■ Written request
Your task is to transcribe the entries below exactly, beginning with the line containing "Read the values" and ending with the final line, and to add nothing else.

■ Listing
■ ■ ■

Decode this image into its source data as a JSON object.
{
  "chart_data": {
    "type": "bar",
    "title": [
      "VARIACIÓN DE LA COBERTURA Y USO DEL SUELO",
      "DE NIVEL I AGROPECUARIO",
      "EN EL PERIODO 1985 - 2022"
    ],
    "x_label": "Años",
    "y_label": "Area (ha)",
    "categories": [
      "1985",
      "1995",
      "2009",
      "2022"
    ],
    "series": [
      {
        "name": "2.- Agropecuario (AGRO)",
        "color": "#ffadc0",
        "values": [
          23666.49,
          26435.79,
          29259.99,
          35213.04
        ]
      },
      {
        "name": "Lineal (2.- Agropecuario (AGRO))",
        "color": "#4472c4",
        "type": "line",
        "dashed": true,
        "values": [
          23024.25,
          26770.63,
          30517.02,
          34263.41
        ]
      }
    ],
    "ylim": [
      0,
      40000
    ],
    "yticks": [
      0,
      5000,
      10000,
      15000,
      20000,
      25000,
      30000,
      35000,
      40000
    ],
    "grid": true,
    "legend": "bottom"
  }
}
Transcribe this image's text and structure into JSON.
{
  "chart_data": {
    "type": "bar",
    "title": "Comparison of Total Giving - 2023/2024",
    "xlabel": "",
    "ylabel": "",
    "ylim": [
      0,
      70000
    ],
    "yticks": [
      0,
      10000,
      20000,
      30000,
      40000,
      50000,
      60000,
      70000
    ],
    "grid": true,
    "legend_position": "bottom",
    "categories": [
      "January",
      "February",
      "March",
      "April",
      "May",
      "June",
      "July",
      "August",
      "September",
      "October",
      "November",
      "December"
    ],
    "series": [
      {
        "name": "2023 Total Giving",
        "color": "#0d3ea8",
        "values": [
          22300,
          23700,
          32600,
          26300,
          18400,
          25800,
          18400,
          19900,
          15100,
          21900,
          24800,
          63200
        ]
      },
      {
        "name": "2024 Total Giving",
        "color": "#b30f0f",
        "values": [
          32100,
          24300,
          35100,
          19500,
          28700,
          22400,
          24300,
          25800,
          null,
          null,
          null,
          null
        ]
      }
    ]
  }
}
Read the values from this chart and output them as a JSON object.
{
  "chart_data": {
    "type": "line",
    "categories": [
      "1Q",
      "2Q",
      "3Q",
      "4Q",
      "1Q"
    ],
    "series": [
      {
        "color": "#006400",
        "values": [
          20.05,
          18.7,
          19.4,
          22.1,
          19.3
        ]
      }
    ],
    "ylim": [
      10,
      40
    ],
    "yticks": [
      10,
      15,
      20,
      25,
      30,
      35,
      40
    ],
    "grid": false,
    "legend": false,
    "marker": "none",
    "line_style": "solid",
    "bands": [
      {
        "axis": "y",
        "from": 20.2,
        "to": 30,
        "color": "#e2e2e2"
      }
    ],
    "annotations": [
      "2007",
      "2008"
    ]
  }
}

■ ■ ■

■ Answer in full
Read the values from this chart and output them as a JSON object.
{
  "chart_data": {
    "type": "line",
    "categories": [
      "1Q",
      "2Q",
      "3Q",
      "4Q",
      "1Q"
    ],
    "series": [
      {
        "color": "#006400",
        "values": [
          20.05,
          18.7,
          19.4,
          22.1,
          19.3
        ]
      }
    ],
    "ylim": [
      10,
      40
    ],
    "yticks": [
      10,
      15,
      20,
      25,
      30,
      35,
      40
    ],
    "grid": false,
    "legend": false,
    "marker": "none",
    "line_style": "solid",
    "bands": [
      {
        "axis": "y",
        "from": 20.2,
        "to": 30,
        "color": "#e2e2e2"
      }
    ],
    "annotations": [
      "2007",
      "2008"
    ]
  }
}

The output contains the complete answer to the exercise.